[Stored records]
+--

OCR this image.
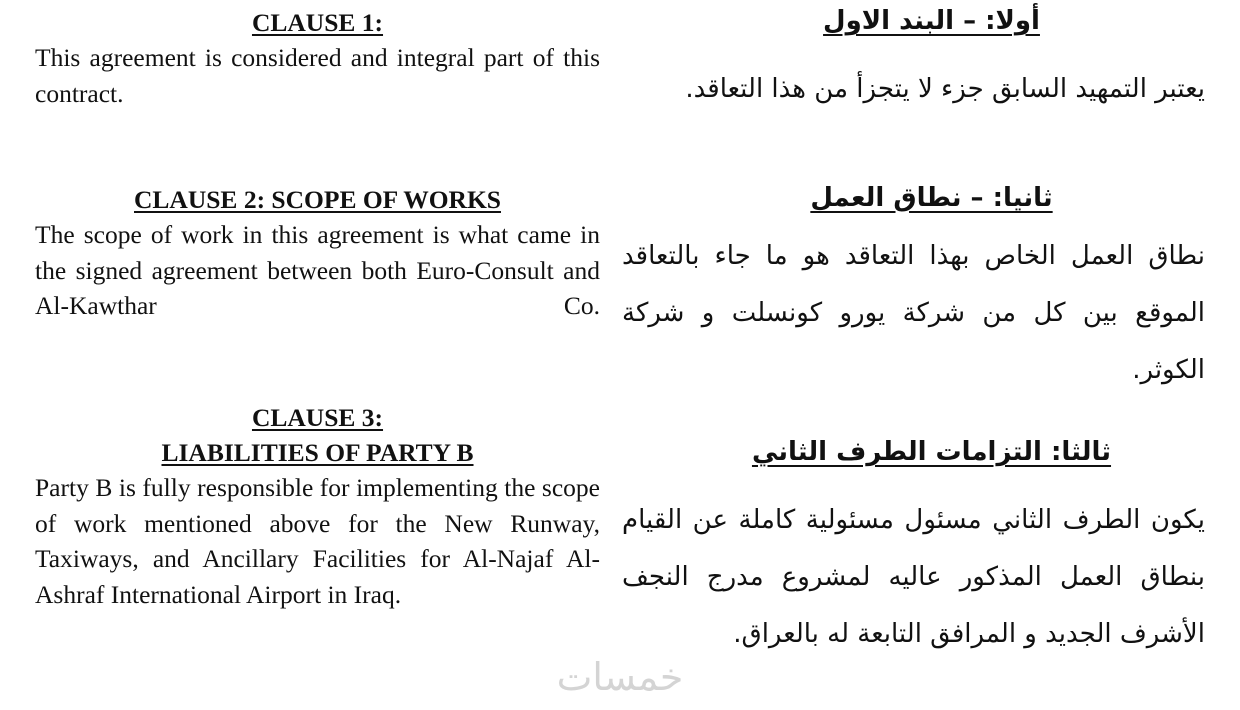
CLAUSE 1:

This agreement is considered and integral part of this contract.

CLAUSE 2: SCOPE OF WORKS

The scope of work in this agreement is what came in the signed agreement between both Euro-Consult and Al-Kawthar Co.

CLAUSE 3:
LIABILITIES OF PARTY B

Party B is fully responsible for implementing the scope of work mentioned above for the New Runway, Taxiways, and Ancillary Facilities for Al-Najaf Al-Ashraf International Airport in Iraq.

أولا: – البند الاول

يعتبر التمهيد السابق جزء لا يتجزأ من هذا التعاقد.

ثانيا: – نطاق العمل

نطاق العمل الخاص بهذا التعاقد هو ما جاء بالتعاقد الموقع بين كل من شركة يورو كونسلت و شركة الكوثر.

ثالثا: التزامات الطرف الثاني

يكون الطرف الثاني مسئول مسئولية كاملة عن القيام بنطاق العمل المذكور عاليه لمشروع مدرج النجف الأشرف الجديد و المرافق التابعة له بالعراق.

خمسات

+--

- [Set exercise]
Go through the entries above and output them exactly, without pictures.

- [Exercise response]
OCR this image.
CLAUSE 1:

This agreement is considered and integral part of this contract.

CLAUSE 2: SCOPE OF WORKS

The scope of work in this agreement is what came in the signed agreement between both Euro-Consult and Al-Kawthar Co.

CLAUSE 3:
LIABILITIES OF PARTY B

Party B is fully responsible for implementing the scope of work mentioned above for the New Runway, Taxiways, and Ancillary Facilities for Al-Najaf Al-Ashraf International Airport in Iraq.

أولا: – البند الاول

يعتبر التمهيد السابق جزء لا يتجزأ من هذا التعاقد.

ثانيا: – نطاق العمل

نطاق العمل الخاص بهذا التعاقد هو ما جاء بالتعاقد الموقع بين كل من شركة يورو كونسلت و شركة الكوثر.

ثالثا: التزامات الطرف الثاني

يكون الطرف الثاني مسئول مسئولية كاملة عن القيام بنطاق العمل المذكور عاليه لمشروع مدرج النجف الأشرف الجديد و المرافق التابعة له بالعراق.

خمسات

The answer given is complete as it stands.